--- Start ---
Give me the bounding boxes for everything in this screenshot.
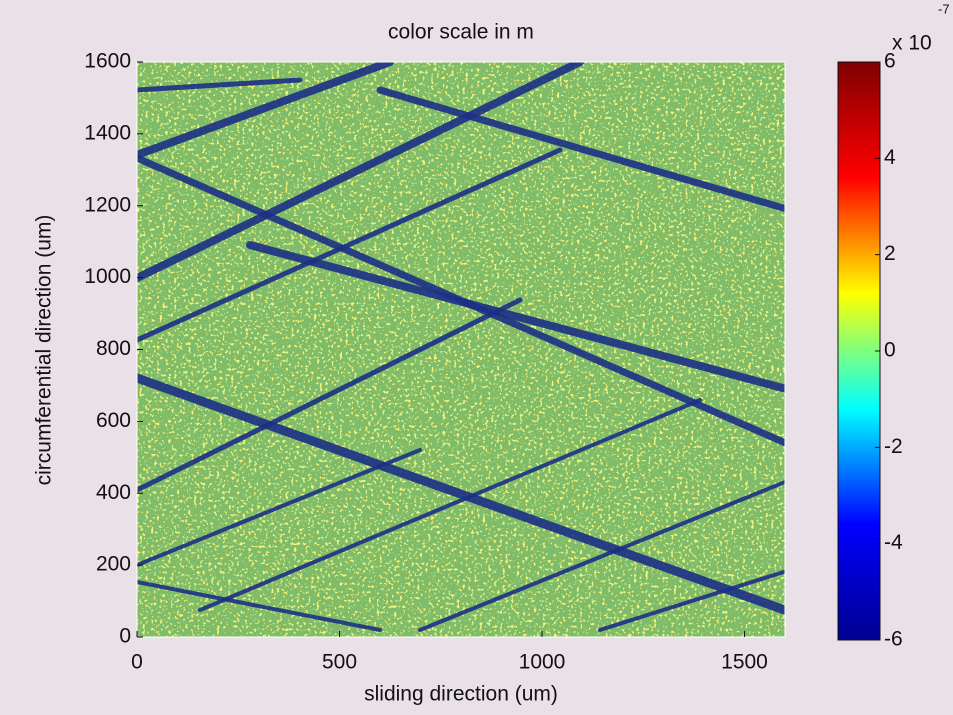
y-tick-label: 0 (119, 625, 131, 648)
colorbar-tick-label: 4 (884, 146, 896, 169)
colorbar-tick-label: 2 (884, 242, 896, 265)
y-tick-label: 800 (96, 337, 131, 360)
y-tick-label: 1400 (84, 121, 131, 144)
colorbar-tick-label: -2 (884, 435, 903, 458)
x-tick-label: 1000 (519, 651, 566, 674)
colorbar-tick-label: 0 (884, 339, 896, 362)
y-tick-label: 1600 (84, 50, 131, 73)
colorbar-tick-label: -4 (884, 531, 903, 554)
y-tick-label: 600 (96, 409, 131, 432)
colorbar-tick-label: 6 (884, 50, 896, 73)
y-tick-label: 1000 (84, 265, 131, 288)
surface-speckle (137, 62, 785, 637)
chart: color scale in m sliding direction (um) … (0, 0, 953, 715)
y-tick-label: 400 (96, 481, 131, 504)
chart-title: color scale in m (388, 21, 534, 44)
colorbar-tick-label: -6 (884, 628, 903, 651)
surface-map (137, 62, 790, 637)
y-axis-label: circumferential direction (um) (33, 215, 56, 486)
x-tick-label: 0 (131, 651, 143, 674)
x-tick-label: 500 (322, 651, 357, 674)
colorbar-label: x 10 (892, 32, 932, 55)
colorbar (838, 62, 880, 640)
x-axis-label: sliding direction (um) (364, 683, 558, 706)
colorbar-exponent: -7 (938, 1, 950, 16)
y-tick-label: 1200 (84, 193, 131, 216)
y-tick-label: 200 (96, 553, 131, 576)
x-tick-label: 1500 (721, 651, 768, 674)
--- End ---
* TASK: Rewrite the data above as a JSON list of strings, with one string for each line and blank lines omitted. Leave the pictures out of the answer.

* ANSWER BELOW:
[
  "Give me the bounding boxes for everything in this screenshot.",
  "y-tick-label: 0 (119, 625, 131, 648)",
  "colorbar-tick-label: 4 (884, 146, 896, 169)",
  "colorbar-tick-label: 2 (884, 242, 896, 265)",
  "y-tick-label: 800 (96, 337, 131, 360)",
  "y-tick-label: 1400 (84, 121, 131, 144)",
  "colorbar-tick-label: -2 (884, 435, 903, 458)",
  "x-tick-label: 1000 (519, 651, 566, 674)",
  "colorbar-tick-label: 0 (884, 339, 896, 362)",
  "y-tick-label: 1600 (84, 50, 131, 73)",
  "colorbar-tick-label: -4 (884, 531, 903, 554)",
  "y-tick-label: 600 (96, 409, 131, 432)",
  "colorbar-tick-label: 6 (884, 50, 896, 73)",
  "y-tick-label: 1000 (84, 265, 131, 288)",
  "surface-speckle (137, 62, 785, 637)",
  "chart: color scale in m sliding direction (um) … (0, 0, 953, 715)",
  "y-tick-label: 400 (96, 481, 131, 504)",
  "chart-title: color scale in m (388, 21, 534, 44)",
  "colorbar-tick-label: -6 (884, 628, 903, 651)",
  "surface-map (137, 62, 790, 637)",
  "y-axis-label: circumferential direction (um) (33, 215, 56, 486)",
  "x-tick-label: 0 (131, 651, 143, 674)",
  "x-tick-label: 500 (322, 651, 357, 674)",
  "colorbar-label: x 10 (892, 32, 932, 55)",
  "colorbar (838, 62, 880, 640)",
  "x-axis-label: sliding direction (um) (364, 683, 558, 706)",
  "colorbar-exponent: -7 (938, 1, 950, 16)",
  "y-tick-label: 1200 (84, 193, 131, 216)",
  "y-tick-label: 200 (96, 553, 131, 576)",
  "x-tick-label: 1500 (721, 651, 768, 674)"
]